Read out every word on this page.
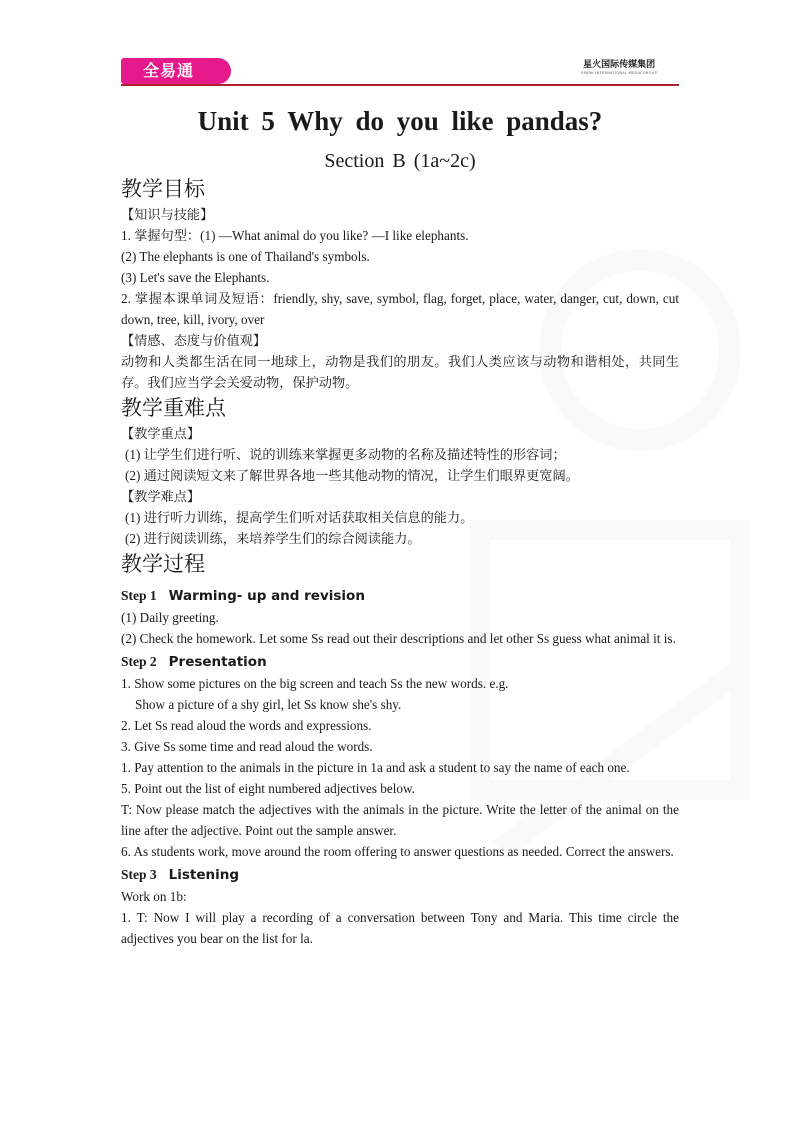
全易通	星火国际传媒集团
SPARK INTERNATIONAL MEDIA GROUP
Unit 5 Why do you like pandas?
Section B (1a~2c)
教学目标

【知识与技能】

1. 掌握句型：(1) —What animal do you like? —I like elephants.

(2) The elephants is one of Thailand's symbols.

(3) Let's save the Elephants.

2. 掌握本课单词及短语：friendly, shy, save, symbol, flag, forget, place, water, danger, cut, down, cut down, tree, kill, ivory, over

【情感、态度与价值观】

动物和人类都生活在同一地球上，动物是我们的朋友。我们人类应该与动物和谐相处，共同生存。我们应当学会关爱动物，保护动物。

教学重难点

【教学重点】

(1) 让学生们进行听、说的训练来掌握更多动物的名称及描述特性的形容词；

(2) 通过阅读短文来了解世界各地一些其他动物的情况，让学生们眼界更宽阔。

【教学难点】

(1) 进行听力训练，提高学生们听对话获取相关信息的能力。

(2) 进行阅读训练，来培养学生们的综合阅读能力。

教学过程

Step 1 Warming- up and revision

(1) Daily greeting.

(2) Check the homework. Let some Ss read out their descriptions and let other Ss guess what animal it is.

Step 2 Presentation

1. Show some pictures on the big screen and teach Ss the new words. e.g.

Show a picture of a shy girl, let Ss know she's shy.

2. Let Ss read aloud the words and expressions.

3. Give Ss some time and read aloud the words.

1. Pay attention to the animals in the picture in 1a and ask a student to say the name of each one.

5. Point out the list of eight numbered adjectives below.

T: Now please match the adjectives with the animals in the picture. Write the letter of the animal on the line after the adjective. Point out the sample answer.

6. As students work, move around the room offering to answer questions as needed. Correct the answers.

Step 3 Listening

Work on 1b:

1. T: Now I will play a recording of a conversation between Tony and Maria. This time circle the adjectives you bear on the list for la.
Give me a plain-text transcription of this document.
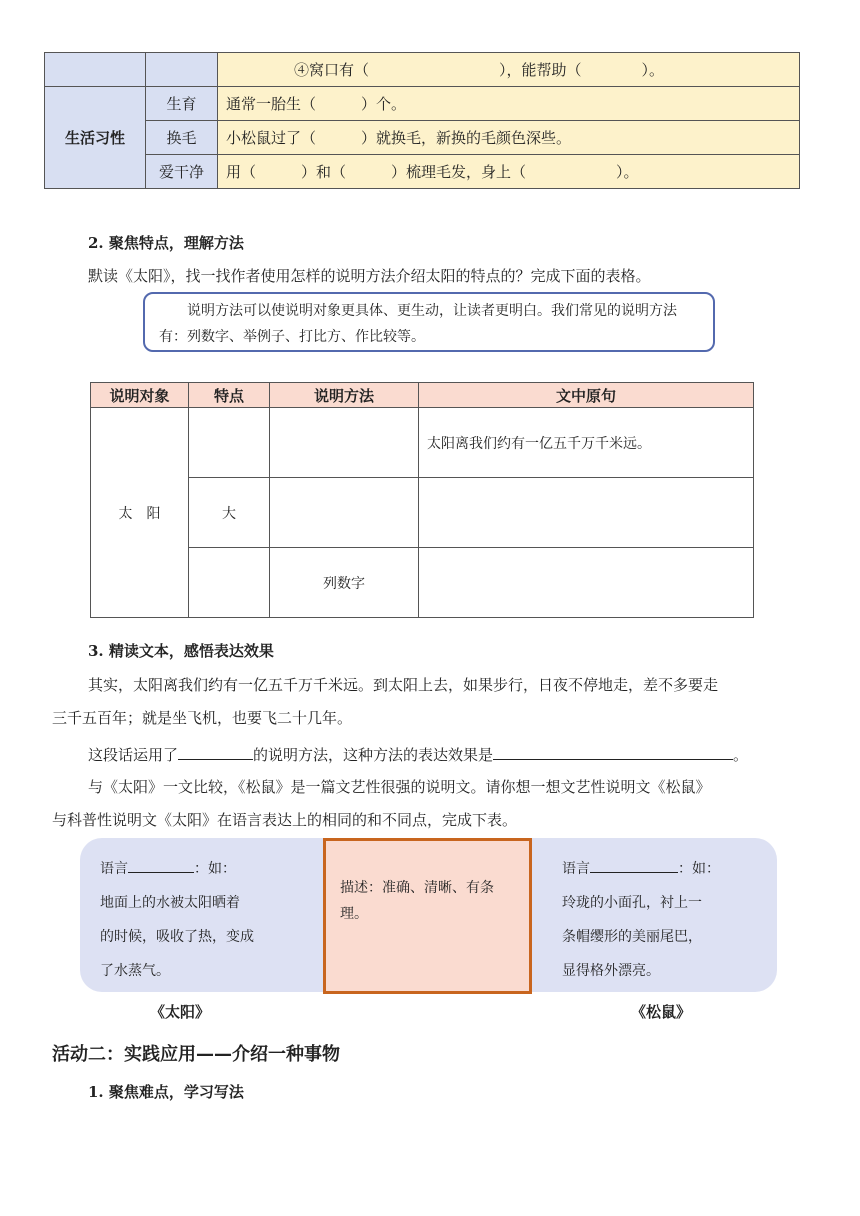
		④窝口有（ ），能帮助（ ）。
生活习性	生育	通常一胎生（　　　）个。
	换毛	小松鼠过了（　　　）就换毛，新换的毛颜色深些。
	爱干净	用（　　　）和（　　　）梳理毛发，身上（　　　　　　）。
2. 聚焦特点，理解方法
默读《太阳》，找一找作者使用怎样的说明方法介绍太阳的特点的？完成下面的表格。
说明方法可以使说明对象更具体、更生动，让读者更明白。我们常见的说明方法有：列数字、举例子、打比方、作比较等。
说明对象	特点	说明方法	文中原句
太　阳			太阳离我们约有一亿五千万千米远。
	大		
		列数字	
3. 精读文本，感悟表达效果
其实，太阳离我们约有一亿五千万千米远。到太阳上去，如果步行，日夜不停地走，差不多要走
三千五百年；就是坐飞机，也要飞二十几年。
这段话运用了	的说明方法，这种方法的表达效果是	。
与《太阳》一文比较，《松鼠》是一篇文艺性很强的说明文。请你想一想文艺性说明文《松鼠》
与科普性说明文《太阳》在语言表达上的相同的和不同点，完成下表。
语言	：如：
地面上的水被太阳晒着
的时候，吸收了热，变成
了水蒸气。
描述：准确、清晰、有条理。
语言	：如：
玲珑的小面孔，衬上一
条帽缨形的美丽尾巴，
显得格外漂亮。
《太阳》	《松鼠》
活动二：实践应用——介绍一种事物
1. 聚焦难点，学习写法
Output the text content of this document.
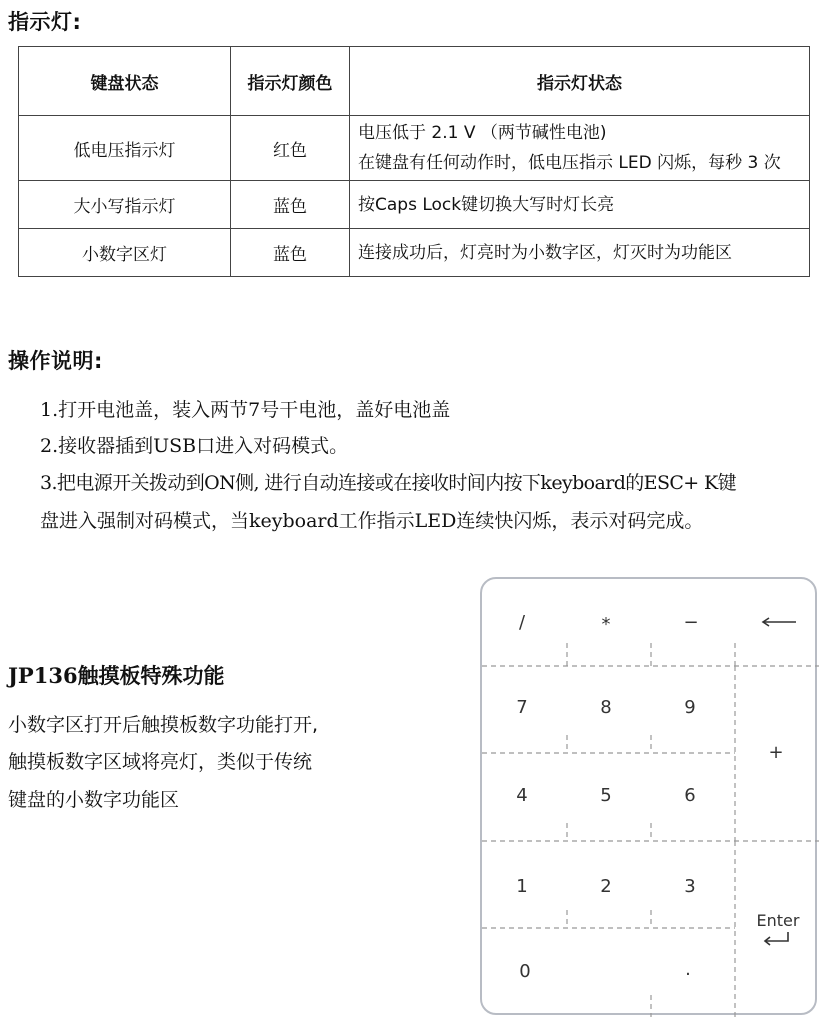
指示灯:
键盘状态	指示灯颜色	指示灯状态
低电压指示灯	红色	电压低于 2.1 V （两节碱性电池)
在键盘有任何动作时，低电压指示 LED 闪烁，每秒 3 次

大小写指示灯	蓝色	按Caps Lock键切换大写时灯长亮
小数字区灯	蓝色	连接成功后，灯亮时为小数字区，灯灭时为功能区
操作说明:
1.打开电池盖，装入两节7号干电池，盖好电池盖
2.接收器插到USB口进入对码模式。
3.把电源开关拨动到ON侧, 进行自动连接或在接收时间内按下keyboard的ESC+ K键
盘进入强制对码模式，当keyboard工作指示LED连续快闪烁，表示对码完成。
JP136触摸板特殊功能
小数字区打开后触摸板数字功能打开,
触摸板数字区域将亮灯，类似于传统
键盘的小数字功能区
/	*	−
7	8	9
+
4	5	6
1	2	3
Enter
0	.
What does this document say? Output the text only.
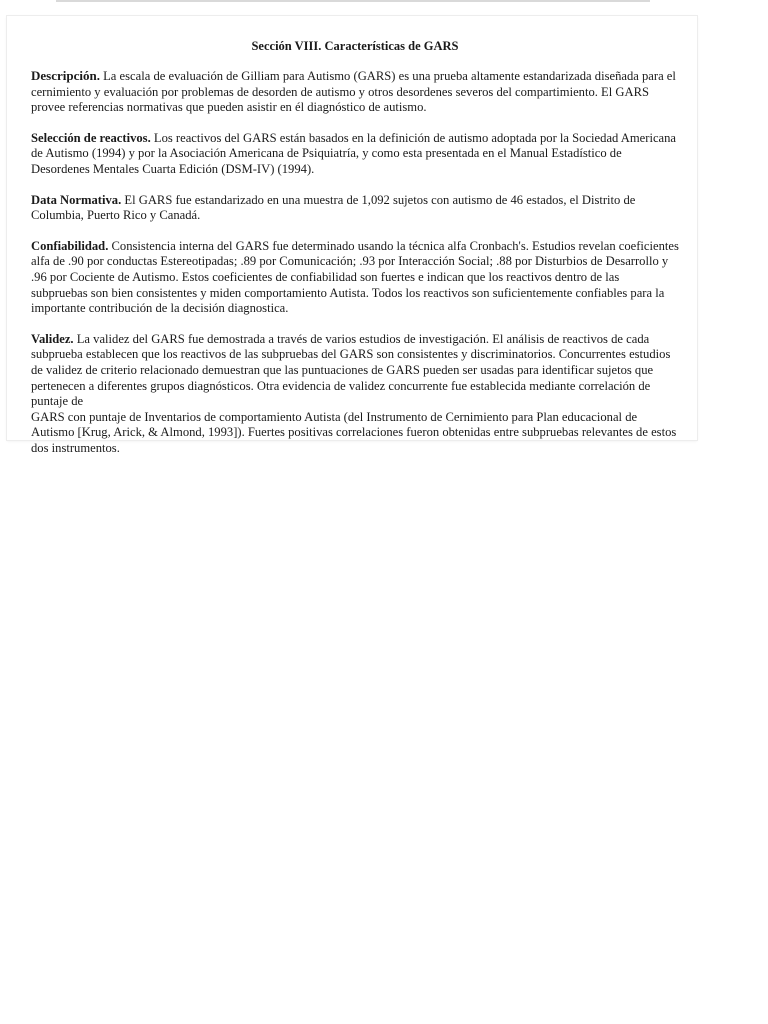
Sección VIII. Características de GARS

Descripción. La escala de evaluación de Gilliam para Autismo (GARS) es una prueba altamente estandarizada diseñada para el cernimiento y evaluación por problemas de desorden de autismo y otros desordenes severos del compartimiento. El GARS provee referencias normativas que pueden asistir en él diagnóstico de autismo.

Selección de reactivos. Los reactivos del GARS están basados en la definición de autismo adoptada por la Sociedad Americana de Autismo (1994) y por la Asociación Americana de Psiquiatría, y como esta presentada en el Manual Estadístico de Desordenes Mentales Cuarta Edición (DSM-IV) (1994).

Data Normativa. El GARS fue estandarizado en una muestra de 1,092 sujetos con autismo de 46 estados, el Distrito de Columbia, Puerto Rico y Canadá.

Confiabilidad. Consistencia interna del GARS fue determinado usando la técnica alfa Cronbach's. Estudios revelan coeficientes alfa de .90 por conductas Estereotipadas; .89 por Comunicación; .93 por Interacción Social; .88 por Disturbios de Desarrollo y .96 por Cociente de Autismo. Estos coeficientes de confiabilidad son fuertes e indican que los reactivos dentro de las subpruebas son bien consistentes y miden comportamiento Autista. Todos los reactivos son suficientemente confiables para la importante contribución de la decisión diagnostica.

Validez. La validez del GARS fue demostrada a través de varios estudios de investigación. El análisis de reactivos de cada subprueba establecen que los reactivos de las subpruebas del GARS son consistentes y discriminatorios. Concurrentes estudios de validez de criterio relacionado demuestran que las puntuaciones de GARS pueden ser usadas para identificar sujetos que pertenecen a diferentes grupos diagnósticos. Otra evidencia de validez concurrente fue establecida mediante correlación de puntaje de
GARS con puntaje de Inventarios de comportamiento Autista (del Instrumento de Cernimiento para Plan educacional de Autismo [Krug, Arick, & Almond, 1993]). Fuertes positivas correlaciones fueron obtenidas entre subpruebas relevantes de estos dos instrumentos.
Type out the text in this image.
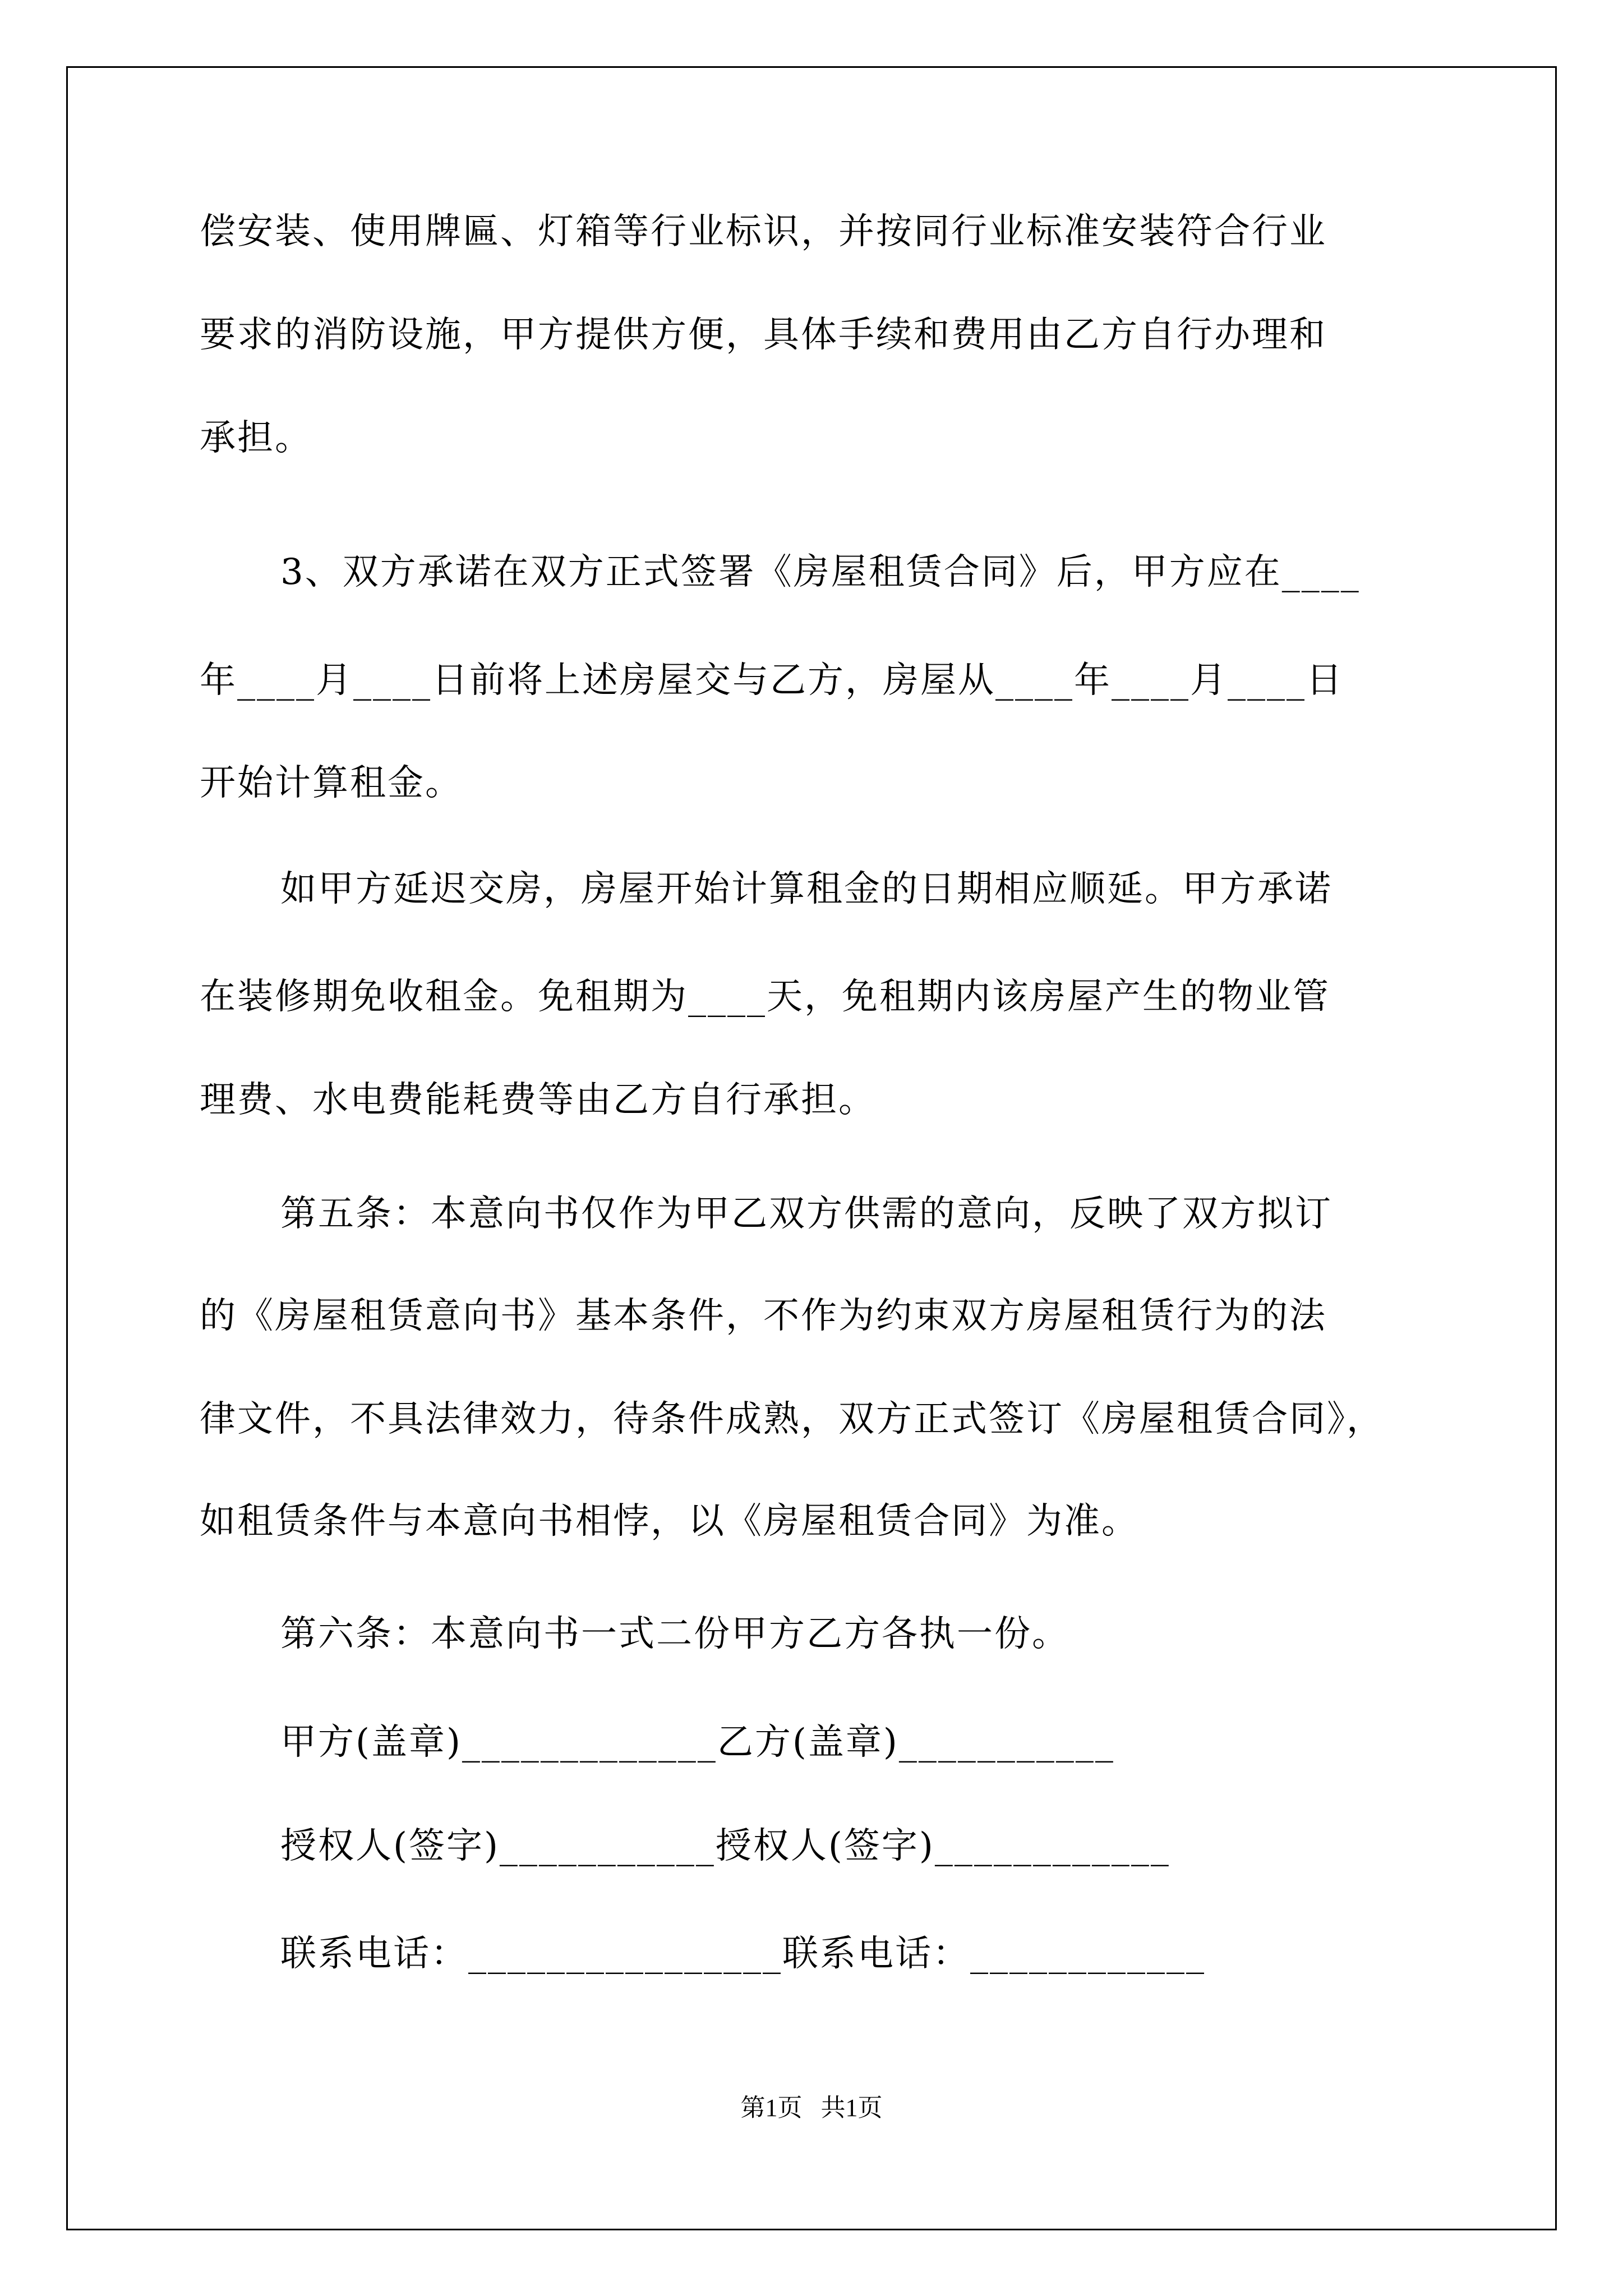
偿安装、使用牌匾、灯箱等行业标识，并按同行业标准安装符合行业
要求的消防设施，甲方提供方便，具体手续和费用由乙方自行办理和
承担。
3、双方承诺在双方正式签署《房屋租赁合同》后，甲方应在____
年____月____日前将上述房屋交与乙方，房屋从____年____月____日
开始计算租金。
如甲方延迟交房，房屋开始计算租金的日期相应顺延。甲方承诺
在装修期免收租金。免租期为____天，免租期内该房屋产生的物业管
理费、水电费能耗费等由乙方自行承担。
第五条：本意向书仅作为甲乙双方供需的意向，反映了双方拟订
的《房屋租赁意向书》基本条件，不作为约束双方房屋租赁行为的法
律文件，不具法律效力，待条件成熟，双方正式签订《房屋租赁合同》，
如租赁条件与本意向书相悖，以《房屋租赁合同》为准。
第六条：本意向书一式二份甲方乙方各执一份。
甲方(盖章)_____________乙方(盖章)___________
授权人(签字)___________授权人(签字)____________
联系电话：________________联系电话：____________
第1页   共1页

* * * * * * *

# [Stated exercise]
Extract every line above containing the word "para".

# [Solution]
Descripción. La escala de evaluación de Gilliam para Autismo (GARS) es una prueba altamente estandarizada diseñada para el cernimiento y evaluación por problemas de desorden de autismo y otros desordenes severos del compartimiento. El GARS provee referencias normativas que pueden asistir en él diagnóstico de autismo.
Confiabilidad. Consistencia interna del GARS fue determinado usando la técnica alfa Cronbach's. Estudios revelan coeficientes alfa de .90 por conductas Estereotipadas; .89 por Comunicación; .93 por Interacción Social; .88 por Disturbios de Desarrollo y .96 por Cociente de Autismo. Estos coeficientes de confiabilidad son fuertes e indican que los reactivos dentro de las subpruebas son bien consistentes y miden comportamiento Autista. Todos los reactivos son suficientemente confiables para la importante contribución de la decisión diagnostica.
Validez. La validez del GARS fue demostrada a través de varios estudios de investigación. El análisis de reactivos de cada subprueba establecen que los reactivos de las subpruebas del GARS son consistentes y discriminatorios. Concurrentes estudios de validez de criterio relacionado demuestran que las puntuaciones de GARS pueden ser usadas para identificar sujetos que pertenecen a diferentes grupos diagnósticos. Otra evidencia de validez concurrente fue establecida mediante correlación de puntaje de
GARS con puntaje de Inventarios de comportamiento Autista (del Instrumento de Cernimiento para Plan educacional de Autismo [Krug, Arick, & Almond, 1993]). Fuertes positivas correlaciones fueron obtenidas entre subpruebas relevantes de estos dos instrumentos.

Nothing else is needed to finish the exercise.